**Required task:**
Do not carry the pictures over; copy every other part of the entries exactly.

---*---

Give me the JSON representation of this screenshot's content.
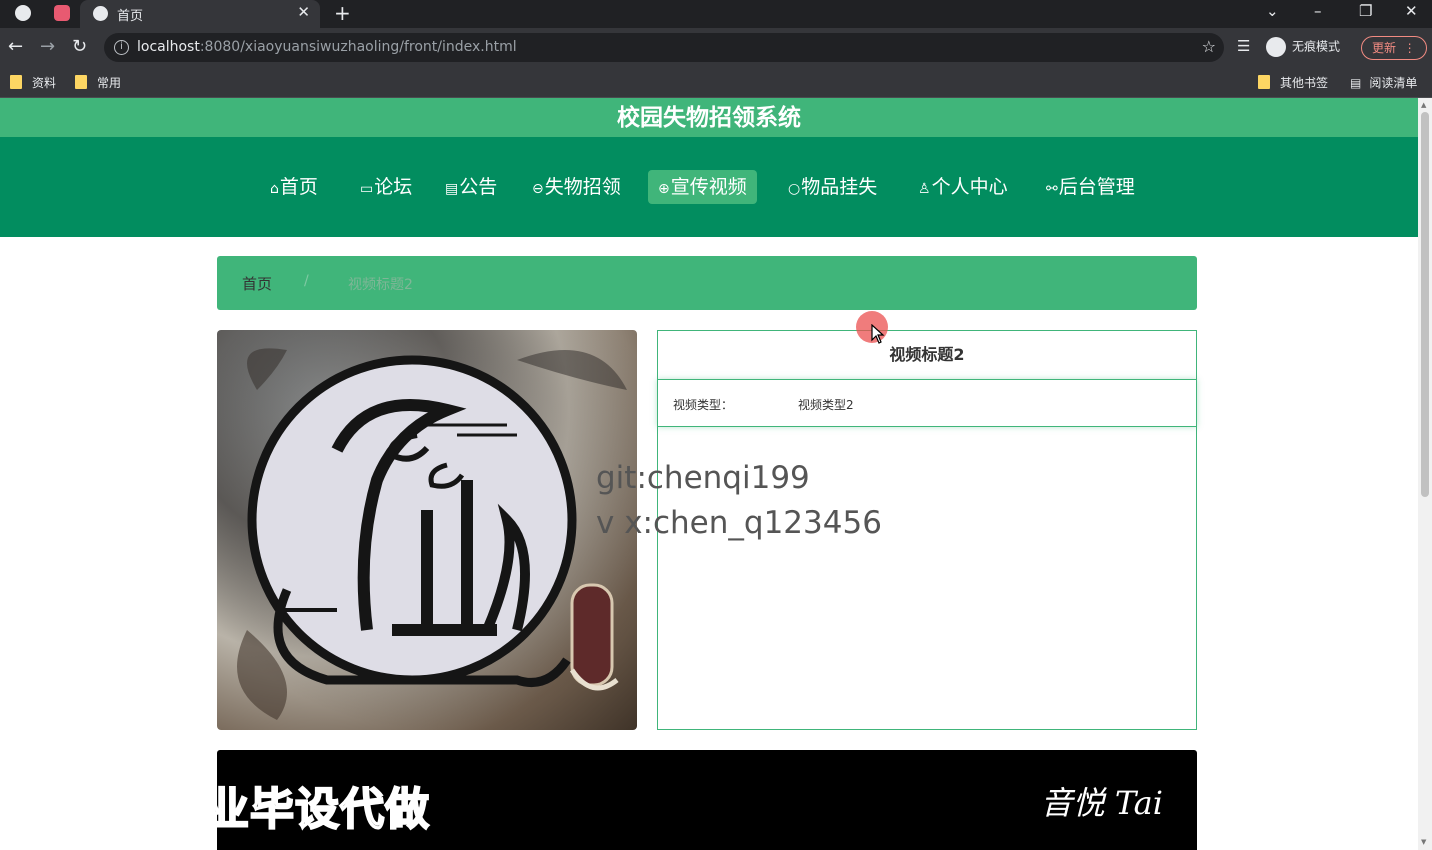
{
  "browser": {
    "tab_title": "首页",
    "url_host": "localhost",
    "url_rest": ":8080/xiaoyuansiwuzhaoling/front/index.html",
    "incognito_label": "无痕模式",
    "update_label": "更新",
    "bookmarks": [
      "资料",
      "常用"
    ],
    "bookmarks_right": [
      "其他书签",
      "阅读清单"
    ]
  },
  "site": {
    "title": "校园失物招领系统",
    "nav": [
      {
        "icon": "⌂",
        "label": "首页"
      },
      {
        "icon": "▭",
        "label": "论坛"
      },
      {
        "icon": "▤",
        "label": "公告"
      },
      {
        "icon": "⊖",
        "label": "失物招领"
      },
      {
        "icon": "⊕",
        "label": "宣传视频"
      },
      {
        "icon": "○",
        "label": "物品挂失"
      },
      {
        "icon": "♙",
        "label": "个人中心"
      },
      {
        "icon": "⚯",
        "label": "后台管理"
      }
    ],
    "active_nav": "宣传视频"
  },
  "breadcrumb": {
    "home": "首页",
    "separator": "/",
    "current": "视频标题2"
  },
  "detail": {
    "title": "视频标题2",
    "type_label": "视频类型：",
    "type_value": "视频类型2"
  },
  "watermark": {
    "line1": "git:chenqi199",
    "line2": "v x:chen_q123456"
  },
  "video": {
    "brand": "音悦 Tai"
  },
  "overlay_ad": "专业毕设代做",
  "colors": {
    "title_bar": "#40b57a",
    "nav_bar": "#028d5f",
    "accent": "#40b57a"
  }
}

---*---

**Correct answer:**
Give me the JSON representation of this screenshot's content.
{
  "browser": {
    "tab_title": "首页",
    "url_host": "localhost",
    "url_rest": ":8080/xiaoyuansiwuzhaoling/front/index.html",
    "incognito_label": "无痕模式",
    "update_label": "更新",
    "bookmarks": [
      "资料",
      "常用"
    ],
    "bookmarks_right": [
      "其他书签",
      "阅读清单"
    ]
  },
  "site": {
    "title": "校园失物招领系统",
    "nav": [
      {
        "icon": "⌂",
        "label": "首页"
      },
      {
        "icon": "▭",
        "label": "论坛"
      },
      {
        "icon": "▤",
        "label": "公告"
      },
      {
        "icon": "⊖",
        "label": "失物招领"
      },
      {
        "icon": "⊕",
        "label": "宣传视频"
      },
      {
        "icon": "○",
        "label": "物品挂失"
      },
      {
        "icon": "♙",
        "label": "个人中心"
      },
      {
        "icon": "⚯",
        "label": "后台管理"
      }
    ],
    "active_nav": "宣传视频"
  },
  "breadcrumb": {
    "home": "首页",
    "separator": "/",
    "current": "视频标题2"
  },
  "detail": {
    "title": "视频标题2",
    "type_label": "视频类型：",
    "type_value": "视频类型2"
  },
  "watermark": {
    "line1": "git:chenqi199",
    "line2": "v x:chen_q123456"
  },
  "video": {
    "brand": "音悦 Tai"
  },
  "overlay_ad": "专业毕设代做",
  "colors": {
    "title_bar": "#40b57a",
    "nav_bar": "#028d5f",
    "accent": "#40b57a"
  }
}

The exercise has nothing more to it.